### Task description
Look at the entries below and reproduce them exactly.

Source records

+ + + + + + +

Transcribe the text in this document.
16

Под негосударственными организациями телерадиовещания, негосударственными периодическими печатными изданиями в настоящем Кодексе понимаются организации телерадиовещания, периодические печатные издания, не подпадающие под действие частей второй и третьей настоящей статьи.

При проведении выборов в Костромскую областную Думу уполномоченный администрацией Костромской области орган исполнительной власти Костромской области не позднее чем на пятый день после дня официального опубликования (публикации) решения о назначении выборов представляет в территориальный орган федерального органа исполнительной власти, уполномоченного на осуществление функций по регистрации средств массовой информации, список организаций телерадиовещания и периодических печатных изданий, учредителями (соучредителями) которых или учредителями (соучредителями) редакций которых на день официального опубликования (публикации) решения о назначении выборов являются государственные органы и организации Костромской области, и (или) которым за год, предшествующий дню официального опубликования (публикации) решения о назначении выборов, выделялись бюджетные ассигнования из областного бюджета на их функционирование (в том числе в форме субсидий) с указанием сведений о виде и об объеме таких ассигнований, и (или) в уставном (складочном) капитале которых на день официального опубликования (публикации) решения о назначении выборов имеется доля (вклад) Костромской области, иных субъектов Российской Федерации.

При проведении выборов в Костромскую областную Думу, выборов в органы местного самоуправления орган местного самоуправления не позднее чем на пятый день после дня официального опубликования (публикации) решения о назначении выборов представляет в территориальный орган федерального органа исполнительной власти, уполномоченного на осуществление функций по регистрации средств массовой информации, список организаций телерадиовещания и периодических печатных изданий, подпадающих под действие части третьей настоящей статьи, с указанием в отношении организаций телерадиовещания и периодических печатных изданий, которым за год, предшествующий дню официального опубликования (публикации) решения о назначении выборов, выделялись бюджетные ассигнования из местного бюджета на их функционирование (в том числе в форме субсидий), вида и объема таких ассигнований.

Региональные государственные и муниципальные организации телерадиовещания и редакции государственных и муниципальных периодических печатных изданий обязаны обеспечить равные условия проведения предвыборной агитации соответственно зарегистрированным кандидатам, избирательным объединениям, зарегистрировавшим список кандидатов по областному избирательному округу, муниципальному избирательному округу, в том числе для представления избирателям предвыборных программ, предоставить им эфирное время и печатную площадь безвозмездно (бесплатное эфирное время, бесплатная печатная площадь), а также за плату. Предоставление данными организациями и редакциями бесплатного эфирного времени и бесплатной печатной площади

+ + + + + + +

### Solution
Transcribe the text in this document.
16

Под негосударственными организациями телерадиовещания, негосударственными периодическими печатными изданиями в настоящем Кодексе понимаются организации телерадиовещания, периодические печатные издания, не подпадающие под действие частей второй и третьей настоящей статьи.

При проведении выборов в Костромскую областную Думу уполномоченный администрацией Костромской области орган исполнительной власти Костромской области не позднее чем на пятый день после дня официального опубликования (публикации) решения о назначении выборов представляет в территориальный орган федерального органа исполнительной власти, уполномоченного на осуществление функций по регистрации средств массовой информации, список организаций телерадиовещания и периодических печатных изданий, учредителями (соучредителями) которых или учредителями (соучредителями) редакций которых на день официального опубликования (публикации) решения о назначении выборов являются государственные органы и организации Костромской области, и (или) которым за год, предшествующий дню официального опубликования (публикации) решения о назначении выборов, выделялись бюджетные ассигнования из областного бюджета на их функционирование (в том числе в форме субсидий) с указанием сведений о виде и об объеме таких ассигнований, и (или) в уставном (складочном) капитале которых на день официального опубликования (публикации) решения о назначении выборов имеется доля (вклад) Костромской области, иных субъектов Российской Федерации.

При проведении выборов в Костромскую областную Думу, выборов в органы местного самоуправления орган местного самоуправления не позднее чем на пятый день после дня официального опубликования (публикации) решения о назначении выборов представляет в территориальный орган федерального органа исполнительной власти, уполномоченного на осуществление функций по регистрации средств массовой информации, список организаций телерадиовещания и периодических печатных изданий, подпадающих под действие части третьей настоящей статьи, с указанием в отношении организаций телерадиовещания и периодических печатных изданий, которым за год, предшествующий дню официального опубликования (публикации) решения о назначении выборов, выделялись бюджетные ассигнования из местного бюджета на их функционирование (в том числе в форме субсидий), вида и объема таких ассигнований.

Региональные государственные и муниципальные организации телерадиовещания и редакции государственных и муниципальных периодических печатных изданий обязаны обеспечить равные условия проведения предвыборной агитации соответственно зарегистрированным кандидатам, избирательным объединениям, зарегистрировавшим список кандидатов по областному избирательному округу, муниципальному избирательному округу, в том числе для представления избирателям предвыборных программ, предоставить им эфирное время и печатную площадь безвозмездно (бесплатное эфирное время, бесплатная печатная площадь), а также за плату. Предоставление данными организациями и редакциями бесплатного эфирного времени и бесплатной печатной площади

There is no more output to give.